◆ Requirements: Can you retype every record below exactly as written?

Saved entries:
━━━━━━━━━━━━━━━━
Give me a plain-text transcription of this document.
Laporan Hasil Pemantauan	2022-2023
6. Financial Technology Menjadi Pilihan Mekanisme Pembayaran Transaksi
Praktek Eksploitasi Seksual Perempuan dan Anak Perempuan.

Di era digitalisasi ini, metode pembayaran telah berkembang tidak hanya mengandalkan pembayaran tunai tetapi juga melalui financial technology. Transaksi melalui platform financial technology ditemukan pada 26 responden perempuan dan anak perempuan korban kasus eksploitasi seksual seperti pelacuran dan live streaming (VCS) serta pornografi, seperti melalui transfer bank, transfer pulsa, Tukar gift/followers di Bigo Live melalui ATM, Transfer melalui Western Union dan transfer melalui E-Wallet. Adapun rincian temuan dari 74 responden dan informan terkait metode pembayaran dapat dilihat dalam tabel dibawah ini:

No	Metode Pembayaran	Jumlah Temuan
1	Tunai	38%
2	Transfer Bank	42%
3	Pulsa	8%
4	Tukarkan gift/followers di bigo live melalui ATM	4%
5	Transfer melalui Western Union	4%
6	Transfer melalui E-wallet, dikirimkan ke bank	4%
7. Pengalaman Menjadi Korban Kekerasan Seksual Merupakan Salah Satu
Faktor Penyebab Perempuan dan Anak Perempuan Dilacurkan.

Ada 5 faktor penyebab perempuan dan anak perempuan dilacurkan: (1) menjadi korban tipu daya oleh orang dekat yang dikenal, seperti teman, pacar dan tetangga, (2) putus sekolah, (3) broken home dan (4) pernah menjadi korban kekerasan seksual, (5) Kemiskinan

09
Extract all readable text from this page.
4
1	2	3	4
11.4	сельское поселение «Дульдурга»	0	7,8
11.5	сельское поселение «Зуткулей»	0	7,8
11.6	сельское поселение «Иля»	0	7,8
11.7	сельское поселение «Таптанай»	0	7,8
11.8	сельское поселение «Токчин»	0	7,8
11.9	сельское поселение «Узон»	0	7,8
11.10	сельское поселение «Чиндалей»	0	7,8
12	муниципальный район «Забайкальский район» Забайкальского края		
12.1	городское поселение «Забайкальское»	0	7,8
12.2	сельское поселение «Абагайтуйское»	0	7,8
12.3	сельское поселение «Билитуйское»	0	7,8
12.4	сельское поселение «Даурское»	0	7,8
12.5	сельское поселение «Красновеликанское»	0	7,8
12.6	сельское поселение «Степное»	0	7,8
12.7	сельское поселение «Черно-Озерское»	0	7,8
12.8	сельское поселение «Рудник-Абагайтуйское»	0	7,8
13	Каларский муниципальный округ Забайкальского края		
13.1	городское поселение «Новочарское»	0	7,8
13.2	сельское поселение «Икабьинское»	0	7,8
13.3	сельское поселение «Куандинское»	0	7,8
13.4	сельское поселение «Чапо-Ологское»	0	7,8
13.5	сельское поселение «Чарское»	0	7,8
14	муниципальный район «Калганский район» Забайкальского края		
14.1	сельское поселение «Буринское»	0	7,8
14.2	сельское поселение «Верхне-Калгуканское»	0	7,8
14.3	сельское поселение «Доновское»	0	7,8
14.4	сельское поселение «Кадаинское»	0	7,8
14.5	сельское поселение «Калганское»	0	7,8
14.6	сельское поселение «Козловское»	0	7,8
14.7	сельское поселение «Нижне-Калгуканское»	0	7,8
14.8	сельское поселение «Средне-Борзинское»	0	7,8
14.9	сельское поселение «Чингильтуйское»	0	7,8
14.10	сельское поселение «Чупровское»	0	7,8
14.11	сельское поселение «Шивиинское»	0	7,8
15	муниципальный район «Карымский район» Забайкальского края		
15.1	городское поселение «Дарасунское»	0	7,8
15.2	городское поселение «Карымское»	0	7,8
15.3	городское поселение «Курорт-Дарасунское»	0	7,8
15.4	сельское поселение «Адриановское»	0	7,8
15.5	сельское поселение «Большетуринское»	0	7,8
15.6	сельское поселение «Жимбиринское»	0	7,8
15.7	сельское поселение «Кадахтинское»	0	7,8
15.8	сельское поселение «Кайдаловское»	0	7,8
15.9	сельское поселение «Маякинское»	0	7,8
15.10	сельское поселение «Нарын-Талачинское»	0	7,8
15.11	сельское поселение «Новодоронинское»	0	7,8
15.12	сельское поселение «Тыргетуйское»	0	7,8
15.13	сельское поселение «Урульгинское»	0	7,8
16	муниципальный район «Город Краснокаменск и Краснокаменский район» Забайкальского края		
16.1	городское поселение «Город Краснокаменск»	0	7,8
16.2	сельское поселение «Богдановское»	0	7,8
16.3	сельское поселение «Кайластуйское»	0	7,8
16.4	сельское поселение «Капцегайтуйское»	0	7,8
━━━━━━━━━━━━━━━━
◆ Expected output:
Give me a plain-text transcription of this document.
Laporan Hasil Pemantauan	2022-2023
6. Financial Technology Menjadi Pilihan Mekanisme Pembayaran Transaksi
Praktek Eksploitasi Seksual Perempuan dan Anak Perempuan.

Di era digitalisasi ini, metode pembayaran telah berkembang tidak hanya mengandalkan pembayaran tunai tetapi juga melalui financial technology. Transaksi melalui platform financial technology ditemukan pada 26 responden perempuan dan anak perempuan korban kasus eksploitasi seksual seperti pelacuran dan live streaming (VCS) serta pornografi, seperti melalui transfer bank, transfer pulsa, Tukar gift/followers di Bigo Live melalui ATM, Transfer melalui Western Union dan transfer melalui E-Wallet. Adapun rincian temuan dari 74 responden dan informan terkait metode pembayaran dapat dilihat dalam tabel dibawah ini:

No	Metode Pembayaran	Jumlah Temuan
1	Tunai	38%
2	Transfer Bank	42%
3	Pulsa	8%
4	Tukarkan gift/followers di bigo live melalui ATM	4%
5	Transfer melalui Western Union	4%
6	Transfer melalui E-wallet, dikirimkan ke bank	4%
7. Pengalaman Menjadi Korban Kekerasan Seksual Merupakan Salah Satu
Faktor Penyebab Perempuan dan Anak Perempuan Dilacurkan.

Ada 5 faktor penyebab perempuan dan anak perempuan dilacurkan: (1) menjadi korban tipu daya oleh orang dekat yang dikenal, seperti teman, pacar dan tetangga, (2) putus sekolah, (3) broken home dan (4) pernah menjadi korban kekerasan seksual, (5) Kemiskinan

09
Extract all readable text from this page.
4
1	2	3	4
11.4	сельское поселение «Дульдурга»	0	7,8
11.5	сельское поселение «Зуткулей»	0	7,8
11.6	сельское поселение «Иля»	0	7,8
11.7	сельское поселение «Таптанай»	0	7,8
11.8	сельское поселение «Токчин»	0	7,8
11.9	сельское поселение «Узон»	0	7,8
11.10	сельское поселение «Чиндалей»	0	7,8
12	муниципальный район «Забайкальский район» Забайкальского края		
12.1	городское поселение «Забайкальское»	0	7,8
12.2	сельское поселение «Абагайтуйское»	0	7,8
12.3	сельское поселение «Билитуйское»	0	7,8
12.4	сельское поселение «Даурское»	0	7,8
12.5	сельское поселение «Красновеликанское»	0	7,8
12.6	сельское поселение «Степное»	0	7,8
12.7	сельское поселение «Черно-Озерское»	0	7,8
12.8	сельское поселение «Рудник-Абагайтуйское»	0	7,8
13	Каларский муниципальный округ Забайкальского края		
13.1	городское поселение «Новочарское»	0	7,8
13.2	сельское поселение «Икабьинское»	0	7,8
13.3	сельское поселение «Куандинское»	0	7,8
13.4	сельское поселение «Чапо-Ологское»	0	7,8
13.5	сельское поселение «Чарское»	0	7,8
14	муниципальный район «Калганский район» Забайкальского края		
14.1	сельское поселение «Буринское»	0	7,8
14.2	сельское поселение «Верхне-Калгуканское»	0	7,8
14.3	сельское поселение «Доновское»	0	7,8
14.4	сельское поселение «Кадаинское»	0	7,8
14.5	сельское поселение «Калганское»	0	7,8
14.6	сельское поселение «Козловское»	0	7,8
14.7	сельское поселение «Нижне-Калгуканское»	0	7,8
14.8	сельское поселение «Средне-Борзинское»	0	7,8
14.9	сельское поселение «Чингильтуйское»	0	7,8
14.10	сельское поселение «Чупровское»	0	7,8
14.11	сельское поселение «Шивиинское»	0	7,8
15	муниципальный район «Карымский район» Забайкальского края		
15.1	городское поселение «Дарасунское»	0	7,8
15.2	городское поселение «Карымское»	0	7,8
15.3	городское поселение «Курорт-Дарасунское»	0	7,8
15.4	сельское поселение «Адриановское»	0	7,8
15.5	сельское поселение «Большетуринское»	0	7,8
15.6	сельское поселение «Жимбиринское»	0	7,8
15.7	сельское поселение «Кадахтинское»	0	7,8
15.8	сельское поселение «Кайдаловское»	0	7,8
15.9	сельское поселение «Маякинское»	0	7,8
15.10	сельское поселение «Нарын-Талачинское»	0	7,8
15.11	сельское поселение «Новодоронинское»	0	7,8
15.12	сельское поселение «Тыргетуйское»	0	7,8
15.13	сельское поселение «Урульгинское»	0	7,8
16	муниципальный район «Город Краснокаменск и Краснокаменский район» Забайкальского края		
16.1	городское поселение «Город Краснокаменск»	0	7,8
16.2	сельское поселение «Богдановское»	0	7,8
16.3	сельское поселение «Кайластуйское»	0	7,8
16.4	сельское поселение «Капцегайтуйское»	0	7,8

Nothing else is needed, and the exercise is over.